Data excerpts:

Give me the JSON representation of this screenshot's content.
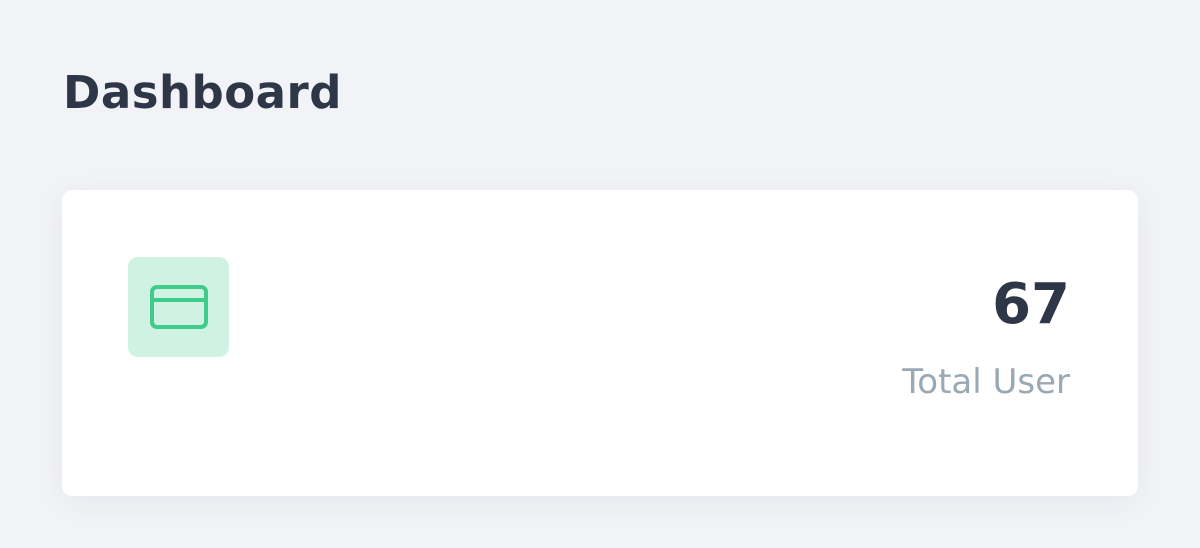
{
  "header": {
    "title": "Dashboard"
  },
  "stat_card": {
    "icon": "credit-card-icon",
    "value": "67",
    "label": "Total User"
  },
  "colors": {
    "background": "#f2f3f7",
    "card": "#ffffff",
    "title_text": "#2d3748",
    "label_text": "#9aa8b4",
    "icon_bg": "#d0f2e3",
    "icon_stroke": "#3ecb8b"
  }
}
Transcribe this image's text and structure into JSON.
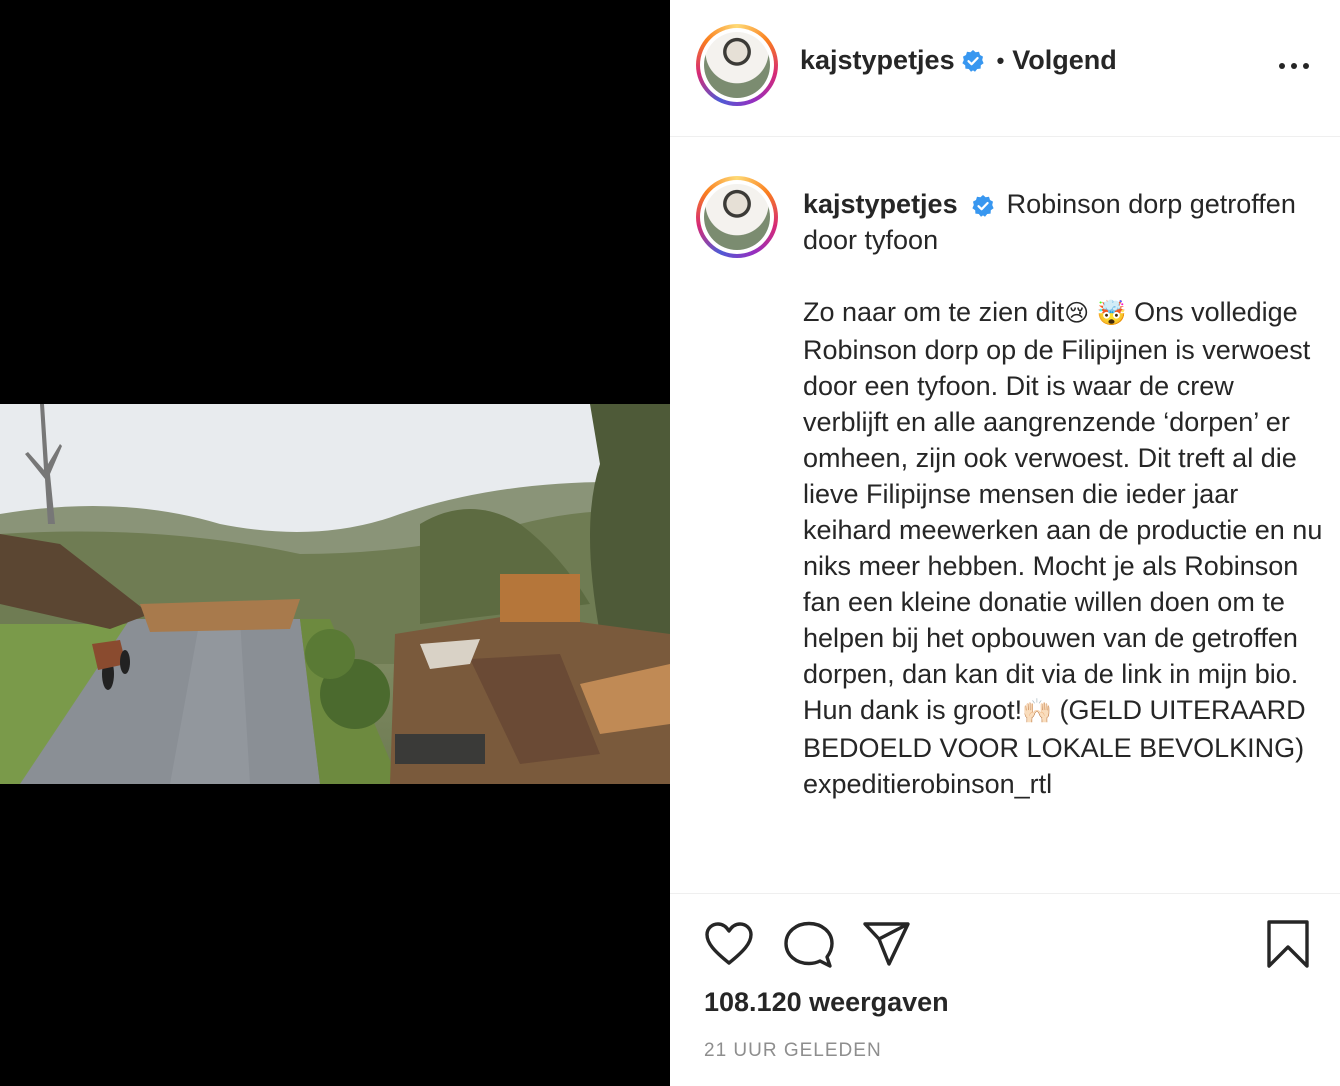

---

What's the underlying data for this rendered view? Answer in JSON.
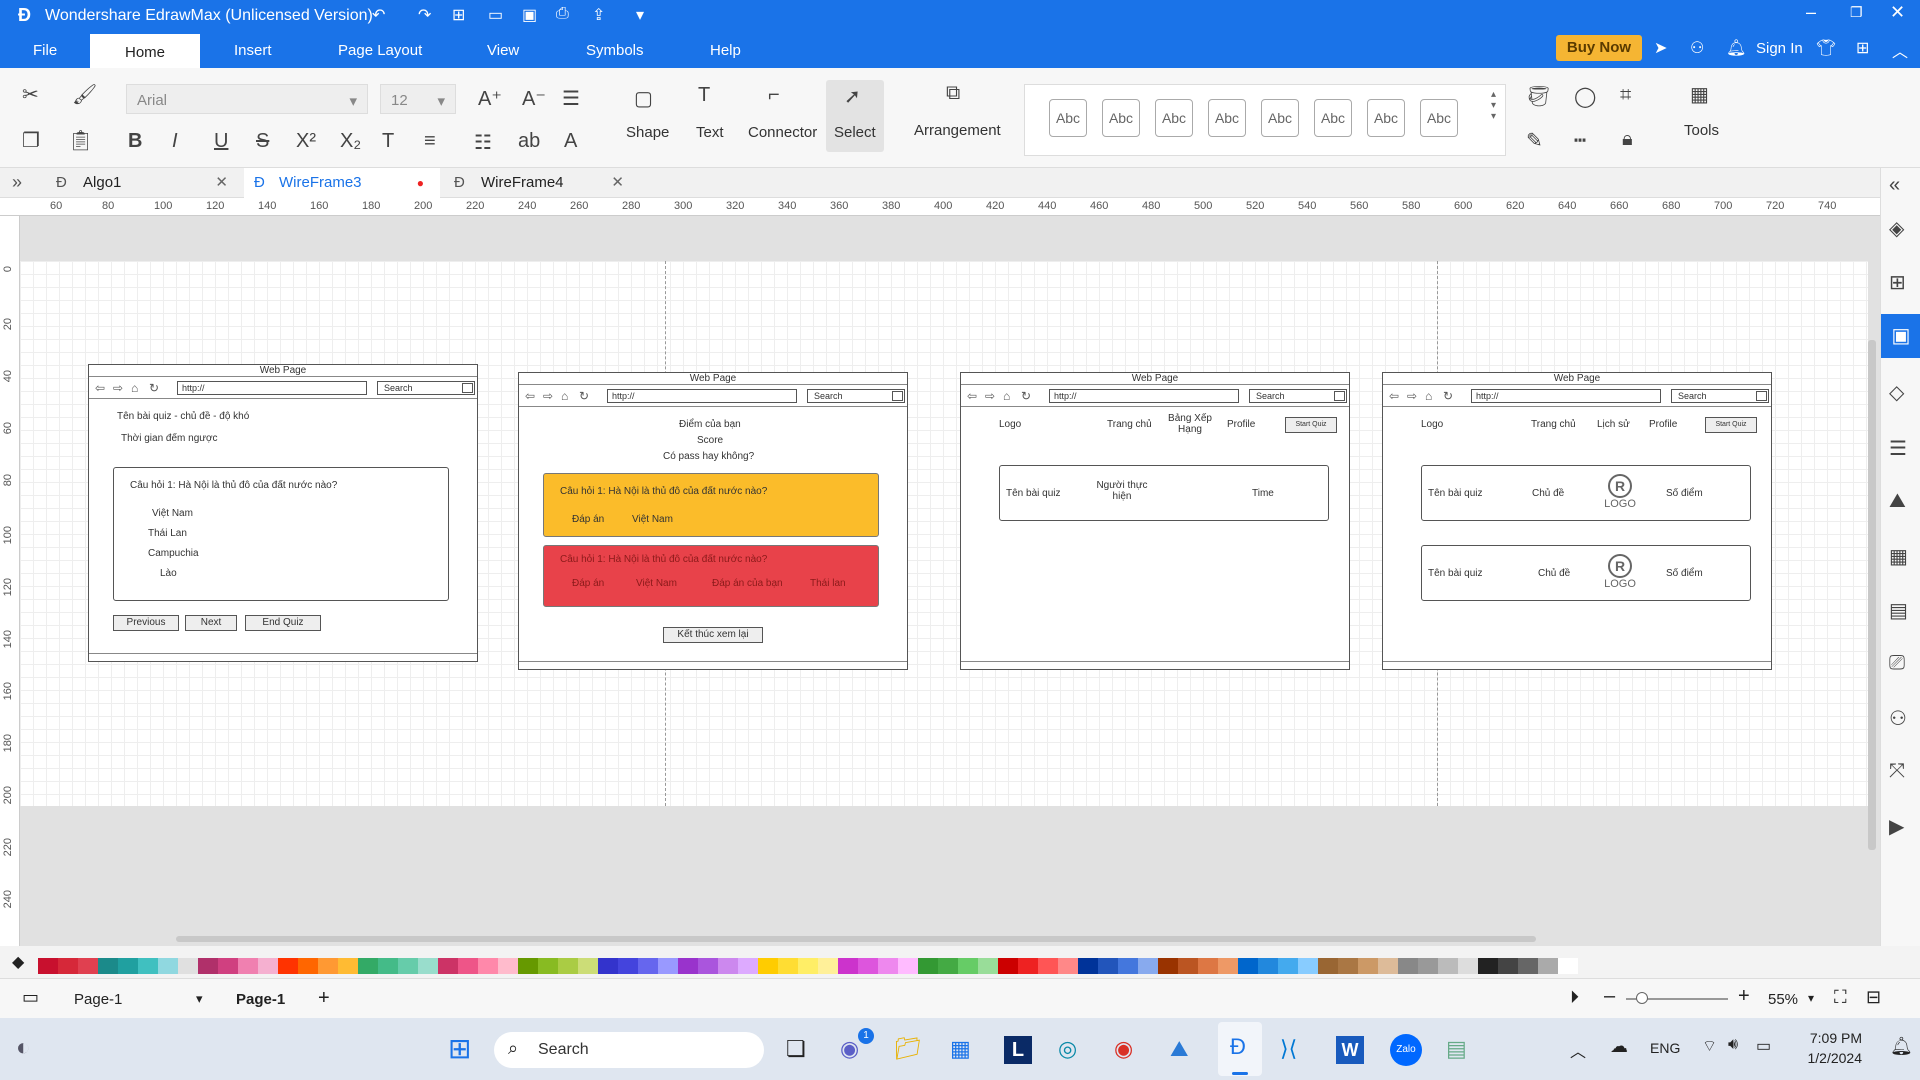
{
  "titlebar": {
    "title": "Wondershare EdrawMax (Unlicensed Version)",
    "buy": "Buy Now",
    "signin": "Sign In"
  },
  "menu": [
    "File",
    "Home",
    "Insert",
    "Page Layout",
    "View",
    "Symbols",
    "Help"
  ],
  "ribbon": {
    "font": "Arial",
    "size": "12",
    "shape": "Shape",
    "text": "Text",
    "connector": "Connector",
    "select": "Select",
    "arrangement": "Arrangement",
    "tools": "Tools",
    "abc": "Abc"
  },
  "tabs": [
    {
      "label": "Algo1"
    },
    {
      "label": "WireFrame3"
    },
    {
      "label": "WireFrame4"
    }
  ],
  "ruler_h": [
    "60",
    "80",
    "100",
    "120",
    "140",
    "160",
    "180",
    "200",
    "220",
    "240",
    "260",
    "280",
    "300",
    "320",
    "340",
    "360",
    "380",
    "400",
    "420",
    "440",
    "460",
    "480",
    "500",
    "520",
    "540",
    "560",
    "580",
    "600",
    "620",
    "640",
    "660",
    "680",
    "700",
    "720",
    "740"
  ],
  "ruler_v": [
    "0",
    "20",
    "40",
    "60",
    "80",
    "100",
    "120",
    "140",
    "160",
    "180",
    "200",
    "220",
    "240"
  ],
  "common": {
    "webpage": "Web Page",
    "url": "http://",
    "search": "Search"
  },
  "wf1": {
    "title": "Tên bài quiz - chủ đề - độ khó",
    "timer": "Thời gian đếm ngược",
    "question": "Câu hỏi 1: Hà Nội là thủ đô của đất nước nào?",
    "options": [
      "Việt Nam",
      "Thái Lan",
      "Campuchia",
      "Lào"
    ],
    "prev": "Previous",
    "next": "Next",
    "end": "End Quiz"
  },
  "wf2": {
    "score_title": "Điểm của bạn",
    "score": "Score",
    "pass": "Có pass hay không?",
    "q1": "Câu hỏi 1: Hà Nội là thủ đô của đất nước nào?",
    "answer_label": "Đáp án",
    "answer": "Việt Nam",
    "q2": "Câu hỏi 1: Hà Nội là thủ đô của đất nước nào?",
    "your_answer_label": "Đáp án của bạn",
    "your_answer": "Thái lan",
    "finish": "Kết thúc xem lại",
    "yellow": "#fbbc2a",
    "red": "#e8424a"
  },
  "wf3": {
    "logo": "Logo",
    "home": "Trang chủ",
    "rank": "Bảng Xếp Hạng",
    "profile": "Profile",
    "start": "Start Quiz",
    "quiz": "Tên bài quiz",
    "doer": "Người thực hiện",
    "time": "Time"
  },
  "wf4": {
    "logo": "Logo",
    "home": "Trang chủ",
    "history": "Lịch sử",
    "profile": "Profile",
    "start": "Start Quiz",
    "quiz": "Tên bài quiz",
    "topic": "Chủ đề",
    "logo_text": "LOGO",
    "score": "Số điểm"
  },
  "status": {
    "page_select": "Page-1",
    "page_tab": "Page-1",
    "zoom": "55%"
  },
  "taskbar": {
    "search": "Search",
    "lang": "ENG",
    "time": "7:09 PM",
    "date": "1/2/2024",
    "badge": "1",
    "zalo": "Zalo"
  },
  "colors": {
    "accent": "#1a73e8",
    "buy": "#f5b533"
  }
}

---

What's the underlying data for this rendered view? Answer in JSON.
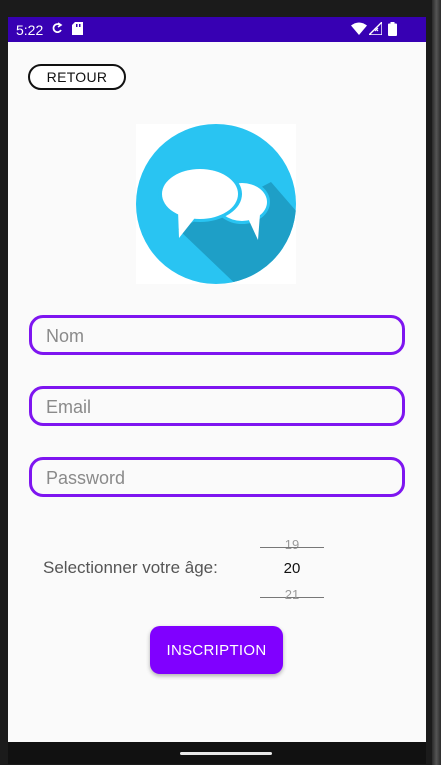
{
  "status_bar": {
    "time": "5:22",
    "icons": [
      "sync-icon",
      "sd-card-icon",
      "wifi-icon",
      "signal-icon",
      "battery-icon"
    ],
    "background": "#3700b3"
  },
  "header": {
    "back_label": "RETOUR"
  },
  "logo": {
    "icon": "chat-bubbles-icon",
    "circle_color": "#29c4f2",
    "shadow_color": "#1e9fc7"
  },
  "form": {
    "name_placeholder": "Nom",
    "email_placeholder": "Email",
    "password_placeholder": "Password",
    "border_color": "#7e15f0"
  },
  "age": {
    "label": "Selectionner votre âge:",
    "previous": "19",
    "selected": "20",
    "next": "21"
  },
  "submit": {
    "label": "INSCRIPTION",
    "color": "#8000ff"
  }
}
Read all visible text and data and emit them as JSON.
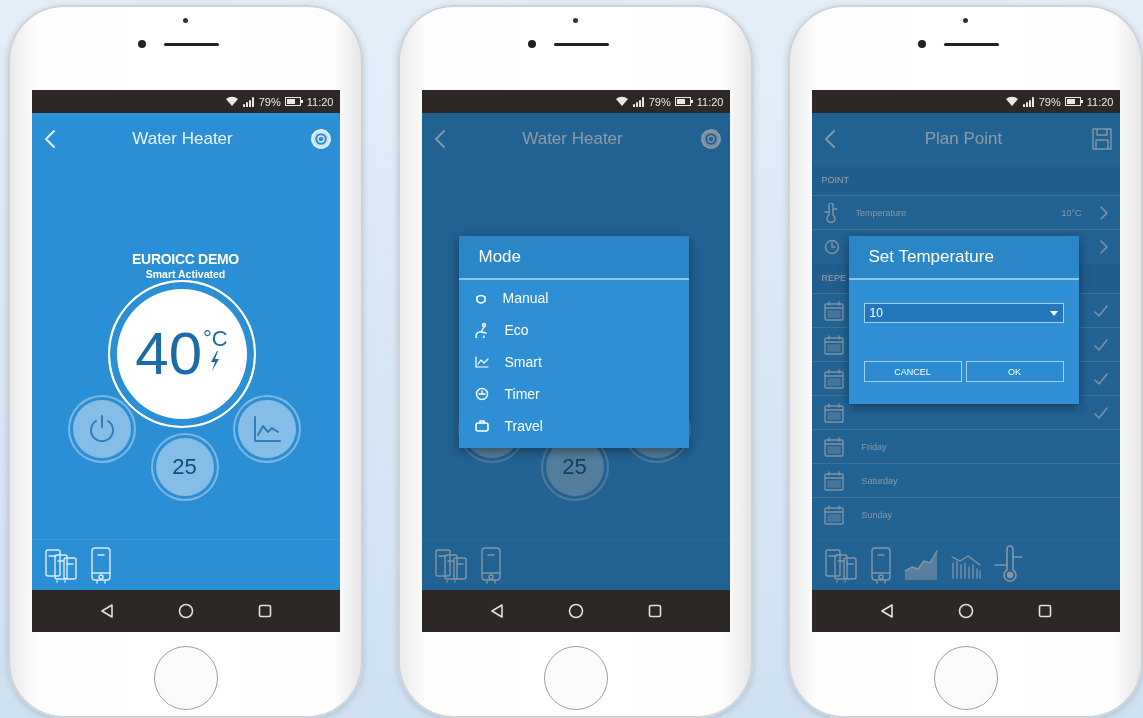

Stated problem: Above are the records; copy exactly the lines from the one with "Give me the" through the one with "Transcribe this image's", including both, and nothing more. Leave out pictures.

Answer to this task:
Give me the JSON representation of this screenshot's content.
{
  "header": {
    "title": "Dashboard"
  },
  "stat_card": {
    "icon": "credit-card-icon",
    "value": "67",
    "label": "Total User"
  },
  "colors": {
    "background": "#f2f3f7",
    "card": "#ffffff",
    "title_text": "#2d3748",
    "label_text": "#9aa8b4",
    "icon_bg": "#d0f2e3",
    "icon_stroke": "#3ecb8b"
  }
}
Transcribe this image's text and structure into JSON.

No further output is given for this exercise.